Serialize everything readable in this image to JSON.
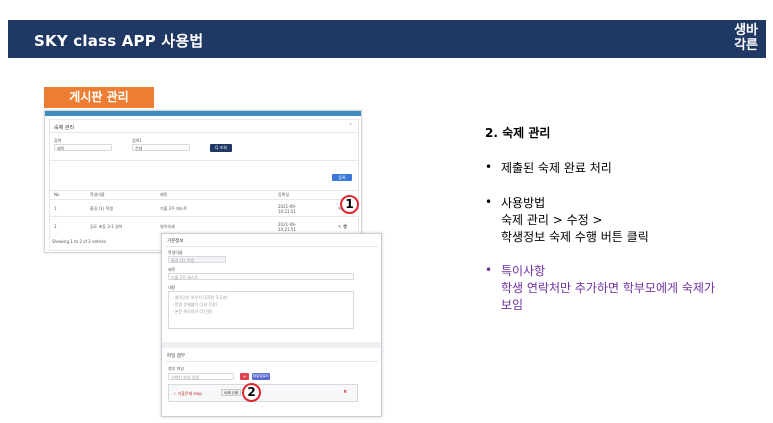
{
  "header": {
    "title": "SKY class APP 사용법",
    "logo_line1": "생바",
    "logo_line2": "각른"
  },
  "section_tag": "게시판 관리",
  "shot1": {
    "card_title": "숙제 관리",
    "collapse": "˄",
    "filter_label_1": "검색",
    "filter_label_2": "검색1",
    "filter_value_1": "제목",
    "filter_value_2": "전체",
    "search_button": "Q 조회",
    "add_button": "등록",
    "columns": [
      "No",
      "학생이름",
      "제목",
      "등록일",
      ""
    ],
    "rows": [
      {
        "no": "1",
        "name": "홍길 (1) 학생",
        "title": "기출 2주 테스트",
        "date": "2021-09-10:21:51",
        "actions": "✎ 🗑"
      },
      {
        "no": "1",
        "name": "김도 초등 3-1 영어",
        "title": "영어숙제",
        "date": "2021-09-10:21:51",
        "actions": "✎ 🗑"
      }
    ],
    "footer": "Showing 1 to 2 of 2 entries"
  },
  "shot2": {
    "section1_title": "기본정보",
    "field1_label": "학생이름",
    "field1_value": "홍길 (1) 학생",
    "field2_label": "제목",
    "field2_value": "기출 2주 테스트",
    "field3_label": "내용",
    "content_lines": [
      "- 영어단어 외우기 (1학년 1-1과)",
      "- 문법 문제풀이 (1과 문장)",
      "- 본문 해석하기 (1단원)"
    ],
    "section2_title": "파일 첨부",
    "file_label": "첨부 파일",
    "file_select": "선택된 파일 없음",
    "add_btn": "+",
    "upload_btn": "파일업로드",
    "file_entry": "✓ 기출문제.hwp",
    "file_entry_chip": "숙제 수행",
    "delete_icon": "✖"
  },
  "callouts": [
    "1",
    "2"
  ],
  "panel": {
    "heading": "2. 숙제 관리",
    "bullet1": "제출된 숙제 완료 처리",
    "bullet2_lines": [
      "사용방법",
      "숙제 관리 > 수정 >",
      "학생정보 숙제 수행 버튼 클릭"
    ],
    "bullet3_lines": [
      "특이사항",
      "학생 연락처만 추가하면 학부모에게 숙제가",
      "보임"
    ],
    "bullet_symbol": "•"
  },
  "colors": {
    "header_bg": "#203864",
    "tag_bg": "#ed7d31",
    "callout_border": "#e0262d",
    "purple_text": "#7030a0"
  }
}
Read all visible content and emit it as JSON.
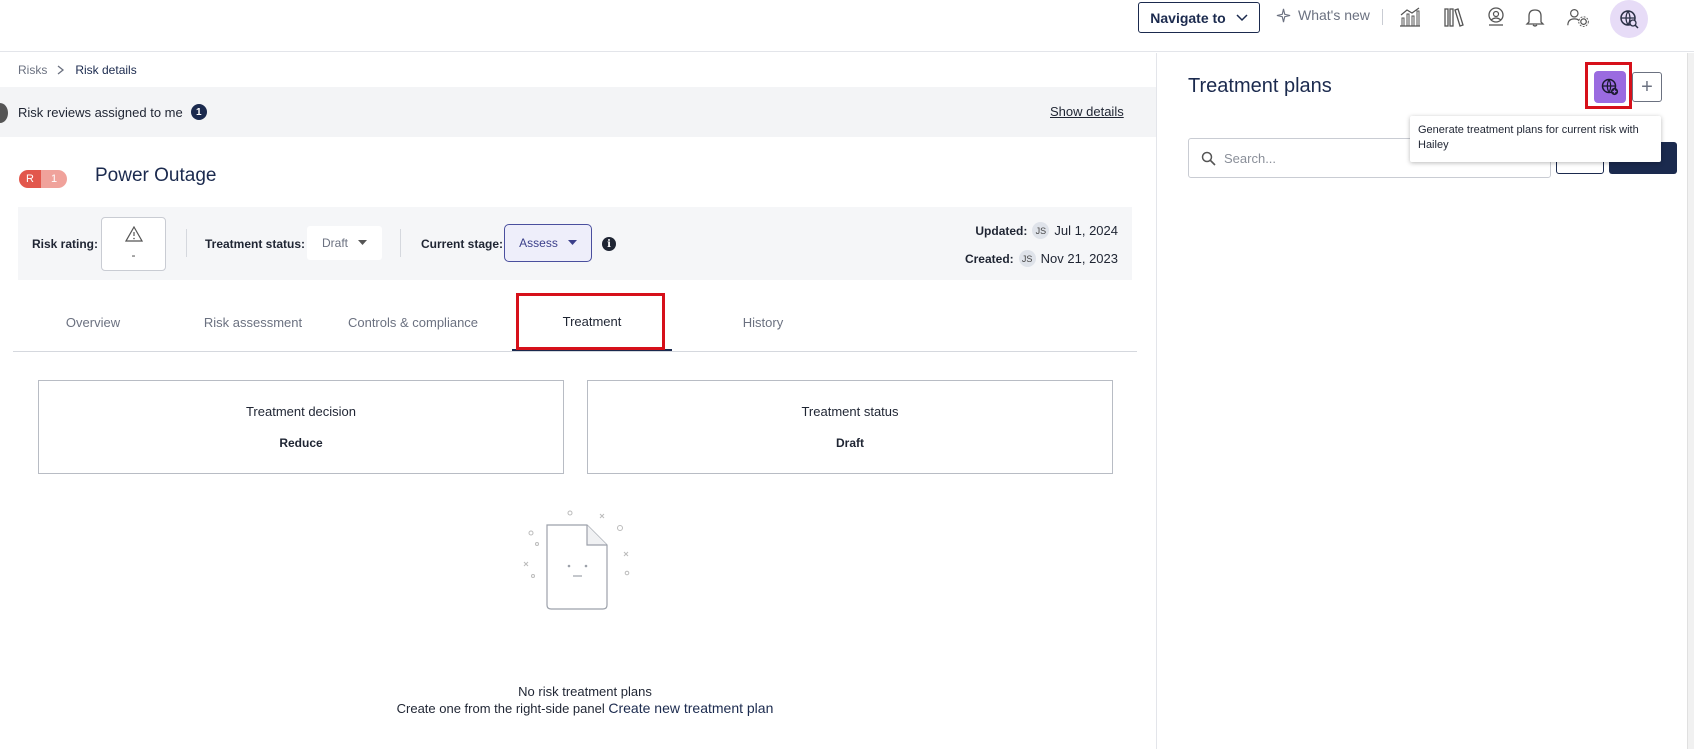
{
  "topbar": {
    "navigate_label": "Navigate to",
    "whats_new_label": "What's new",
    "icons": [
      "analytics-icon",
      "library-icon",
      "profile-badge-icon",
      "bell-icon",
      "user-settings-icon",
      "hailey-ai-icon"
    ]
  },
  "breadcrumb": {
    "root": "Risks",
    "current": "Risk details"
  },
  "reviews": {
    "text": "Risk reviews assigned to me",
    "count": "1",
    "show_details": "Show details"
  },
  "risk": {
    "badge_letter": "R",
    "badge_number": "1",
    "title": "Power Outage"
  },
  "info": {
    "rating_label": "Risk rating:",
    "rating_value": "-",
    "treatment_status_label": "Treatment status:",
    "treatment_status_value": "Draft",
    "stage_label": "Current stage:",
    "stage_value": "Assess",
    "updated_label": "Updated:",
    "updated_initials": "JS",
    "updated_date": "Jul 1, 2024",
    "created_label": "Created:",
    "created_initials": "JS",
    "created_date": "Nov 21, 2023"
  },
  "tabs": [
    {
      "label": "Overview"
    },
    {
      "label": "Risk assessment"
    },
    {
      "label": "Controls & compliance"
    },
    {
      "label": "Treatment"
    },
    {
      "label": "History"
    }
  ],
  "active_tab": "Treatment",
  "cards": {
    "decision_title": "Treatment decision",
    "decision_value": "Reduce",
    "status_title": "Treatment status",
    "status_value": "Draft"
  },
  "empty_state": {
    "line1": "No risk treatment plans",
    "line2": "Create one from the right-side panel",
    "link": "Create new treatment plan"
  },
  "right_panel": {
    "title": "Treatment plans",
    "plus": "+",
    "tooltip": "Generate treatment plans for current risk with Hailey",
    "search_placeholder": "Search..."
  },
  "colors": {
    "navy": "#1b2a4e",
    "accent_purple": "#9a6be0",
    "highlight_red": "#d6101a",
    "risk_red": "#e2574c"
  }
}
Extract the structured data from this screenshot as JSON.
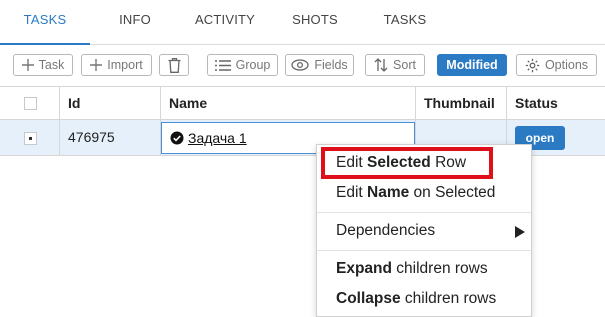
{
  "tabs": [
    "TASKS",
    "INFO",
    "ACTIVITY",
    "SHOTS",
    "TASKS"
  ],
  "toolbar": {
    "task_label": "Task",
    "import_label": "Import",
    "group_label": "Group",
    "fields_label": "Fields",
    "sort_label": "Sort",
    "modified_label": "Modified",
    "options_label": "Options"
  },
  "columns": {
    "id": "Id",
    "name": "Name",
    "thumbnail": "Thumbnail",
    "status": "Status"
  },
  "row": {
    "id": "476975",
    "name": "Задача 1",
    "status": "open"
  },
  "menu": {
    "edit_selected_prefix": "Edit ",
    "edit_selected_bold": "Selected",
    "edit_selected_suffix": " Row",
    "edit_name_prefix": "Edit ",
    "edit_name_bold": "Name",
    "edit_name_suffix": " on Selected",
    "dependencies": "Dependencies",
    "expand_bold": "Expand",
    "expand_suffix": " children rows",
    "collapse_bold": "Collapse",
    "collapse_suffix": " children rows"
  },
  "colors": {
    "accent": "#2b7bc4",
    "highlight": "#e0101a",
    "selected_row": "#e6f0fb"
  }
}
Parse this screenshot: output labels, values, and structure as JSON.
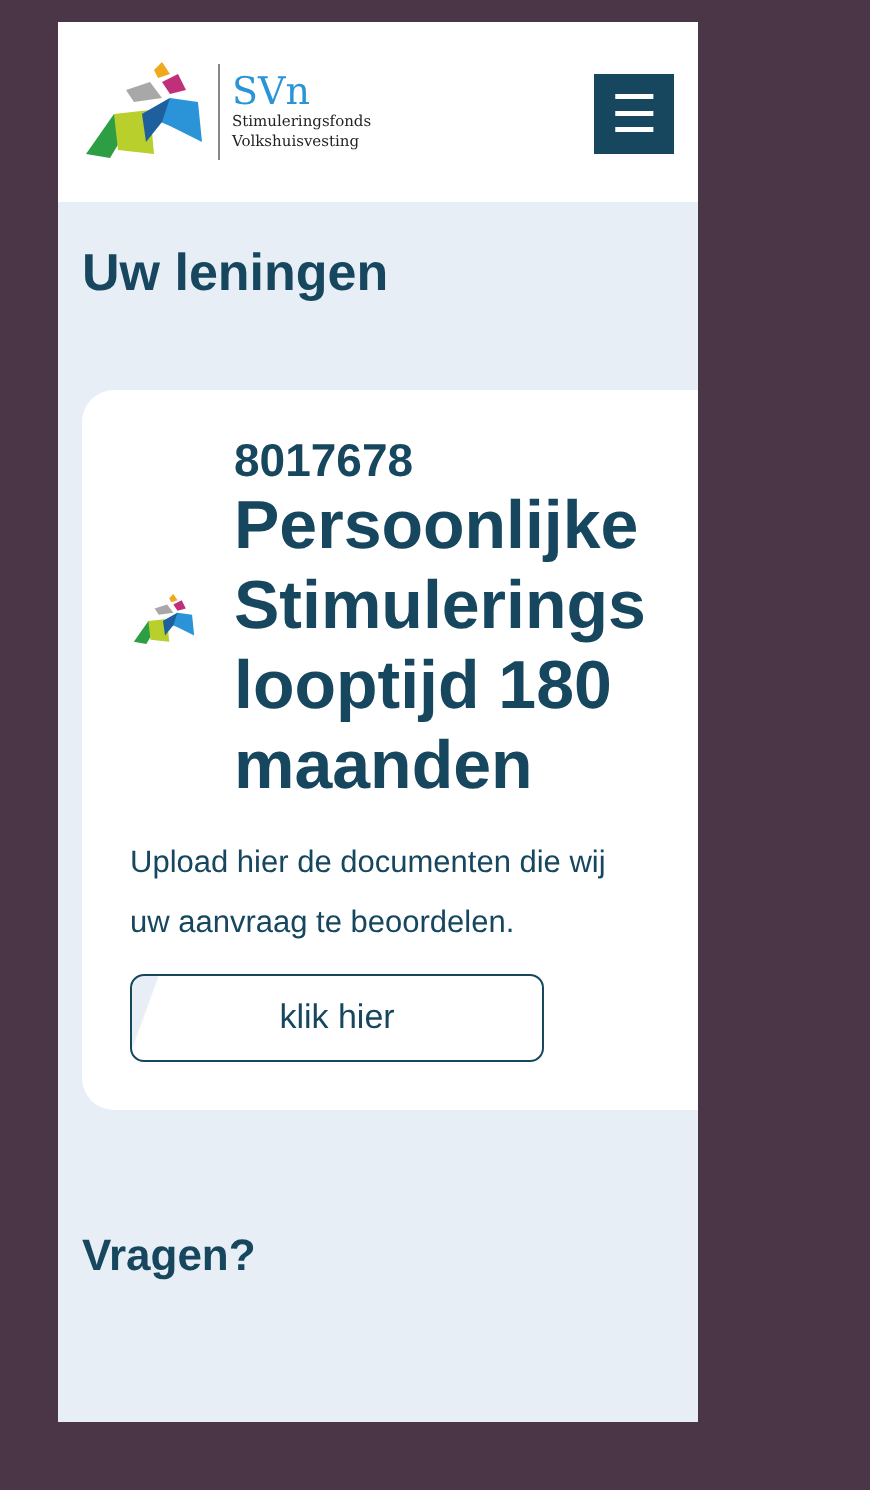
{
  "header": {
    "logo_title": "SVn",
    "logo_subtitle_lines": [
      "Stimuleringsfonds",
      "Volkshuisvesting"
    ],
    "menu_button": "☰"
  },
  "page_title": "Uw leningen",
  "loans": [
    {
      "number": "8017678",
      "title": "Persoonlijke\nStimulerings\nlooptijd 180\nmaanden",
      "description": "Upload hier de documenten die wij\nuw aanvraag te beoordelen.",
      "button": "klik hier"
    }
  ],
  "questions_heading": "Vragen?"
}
--------------------
▶ **WHAT YOU HAVE TO DO**
Your copy should repeat each entry above exactly but contain no pictures.

▶ **REPLY TO THE EXERCISE**
Serialize everything readable in this image to JSON.
{
  "header": {
    "title": "SKY class APP 사용법",
    "logo_line1": "생바",
    "logo_line2": "각른"
  },
  "section_tag": "게시판 관리",
  "shot1": {
    "card_title": "숙제 관리",
    "collapse": "˄",
    "filter_label_1": "검색",
    "filter_label_2": "검색1",
    "filter_value_1": "제목",
    "filter_value_2": "전체",
    "search_button": "Q 조회",
    "add_button": "등록",
    "columns": [
      "No",
      "학생이름",
      "제목",
      "등록일",
      ""
    ],
    "rows": [
      {
        "no": "1",
        "name": "홍길 (1) 학생",
        "title": "기출 2주 테스트",
        "date": "2021-09-10:21:51",
        "actions": "✎ 🗑"
      },
      {
        "no": "1",
        "name": "김도 초등 3-1 영어",
        "title": "영어숙제",
        "date": "2021-09-10:21:51",
        "actions": "✎ 🗑"
      }
    ],
    "footer": "Showing 1 to 2 of 2 entries"
  },
  "shot2": {
    "section1_title": "기본정보",
    "field1_label": "학생이름",
    "field1_value": "홍길 (1) 학생",
    "field2_label": "제목",
    "field2_value": "기출 2주 테스트",
    "field3_label": "내용",
    "content_lines": [
      "- 영어단어 외우기 (1학년 1-1과)",
      "- 문법 문제풀이 (1과 문장)",
      "- 본문 해석하기 (1단원)"
    ],
    "section2_title": "파일 첨부",
    "file_label": "첨부 파일",
    "file_select": "선택된 파일 없음",
    "add_btn": "+",
    "upload_btn": "파일업로드",
    "file_entry": "✓ 기출문제.hwp",
    "file_entry_chip": "숙제 수행",
    "delete_icon": "✖"
  },
  "callouts": [
    "1",
    "2"
  ],
  "panel": {
    "heading": "2. 숙제 관리",
    "bullet1": "제출된 숙제 완료 처리",
    "bullet2_lines": [
      "사용방법",
      "숙제 관리 > 수정 >",
      "학생정보 숙제 수행 버튼 클릭"
    ],
    "bullet3_lines": [
      "특이사항",
      "학생 연락처만 추가하면 학부모에게 숙제가",
      "보임"
    ],
    "bullet_symbol": "•"
  },
  "colors": {
    "header_bg": "#203864",
    "tag_bg": "#ed7d31",
    "callout_border": "#e0262d",
    "purple_text": "#7030a0"
  }
}
Read all visible content and emit it as JSON.
{
  "topbar": {
    "navigate_label": "Navigate to",
    "whats_new_label": "What's new",
    "icons": [
      "analytics-icon",
      "library-icon",
      "profile-badge-icon",
      "bell-icon",
      "user-settings-icon",
      "hailey-ai-icon"
    ]
  },
  "breadcrumb": {
    "root": "Risks",
    "current": "Risk details"
  },
  "reviews": {
    "text": "Risk reviews assigned to me",
    "count": "1",
    "show_details": "Show details"
  },
  "risk": {
    "badge_letter": "R",
    "badge_number": "1",
    "title": "Power Outage"
  },
  "info": {
    "rating_label": "Risk rating:",
    "rating_value": "-",
    "treatment_status_label": "Treatment status:",
    "treatment_status_value": "Draft",
    "stage_label": "Current stage:",
    "stage_value": "Assess",
    "updated_label": "Updated:",
    "updated_initials": "JS",
    "updated_date": "Jul 1, 2024",
    "created_label": "Created:",
    "created_initials": "JS",
    "created_date": "Nov 21, 2023"
  },
  "tabs": [
    {
      "label": "Overview"
    },
    {
      "label": "Risk assessment"
    },
    {
      "label": "Controls & compliance"
    },
    {
      "label": "Treatment"
    },
    {
      "label": "History"
    }
  ],
  "active_tab": "Treatment",
  "cards": {
    "decision_title": "Treatment decision",
    "decision_value": "Reduce",
    "status_title": "Treatment status",
    "status_value": "Draft"
  },
  "empty_state": {
    "line1": "No risk treatment plans",
    "line2": "Create one from the right-side panel",
    "link": "Create new treatment plan"
  },
  "right_panel": {
    "title": "Treatment plans",
    "plus": "+",
    "tooltip": "Generate treatment plans for current risk with Hailey",
    "search_placeholder": "Search..."
  },
  "colors": {
    "navy": "#1b2a4e",
    "accent_purple": "#9a6be0",
    "highlight_red": "#d6101a",
    "risk_red": "#e2574c"
  }
}
Extract the structured data from this screenshot as JSON.
{
  "tabs": [
    "TASKS",
    "INFO",
    "ACTIVITY",
    "SHOTS",
    "TASKS"
  ],
  "toolbar": {
    "task_label": "Task",
    "import_label": "Import",
    "group_label": "Group",
    "fields_label": "Fields",
    "sort_label": "Sort",
    "modified_label": "Modified",
    "options_label": "Options"
  },
  "columns": {
    "id": "Id",
    "name": "Name",
    "thumbnail": "Thumbnail",
    "status": "Status"
  },
  "row": {
    "id": "476975",
    "name": "Задача 1",
    "status": "open"
  },
  "menu": {
    "edit_selected_prefix": "Edit ",
    "edit_selected_bold": "Selected",
    "edit_selected_suffix": " Row",
    "edit_name_prefix": "Edit ",
    "edit_name_bold": "Name",
    "edit_name_suffix": " on Selected",
    "dependencies": "Dependencies",
    "expand_bold": "Expand",
    "expand_suffix": " children rows",
    "collapse_bold": "Collapse",
    "collapse_suffix": " children rows"
  },
  "colors": {
    "accent": "#2b7bc4",
    "highlight": "#e0101a",
    "selected_row": "#e6f0fb"
  }
}
Parse this screenshot: output labels, values, and structure as JSON.
{
  "header": {
    "logo_title": "SVn",
    "logo_subtitle_lines": [
      "Stimuleringsfonds",
      "Volkshuisvesting"
    ],
    "menu_button": "☰"
  },
  "page_title": "Uw leningen",
  "loans": [
    {
      "number": "8017678",
      "title": "Persoonlijke\nStimulerings\nlooptijd 180\nmaanden",
      "description": "Upload hier de documenten die wij\nuw aanvraag te beoordelen.",
      "button": "klik hier"
    }
  ],
  "questions_heading": "Vragen?"
}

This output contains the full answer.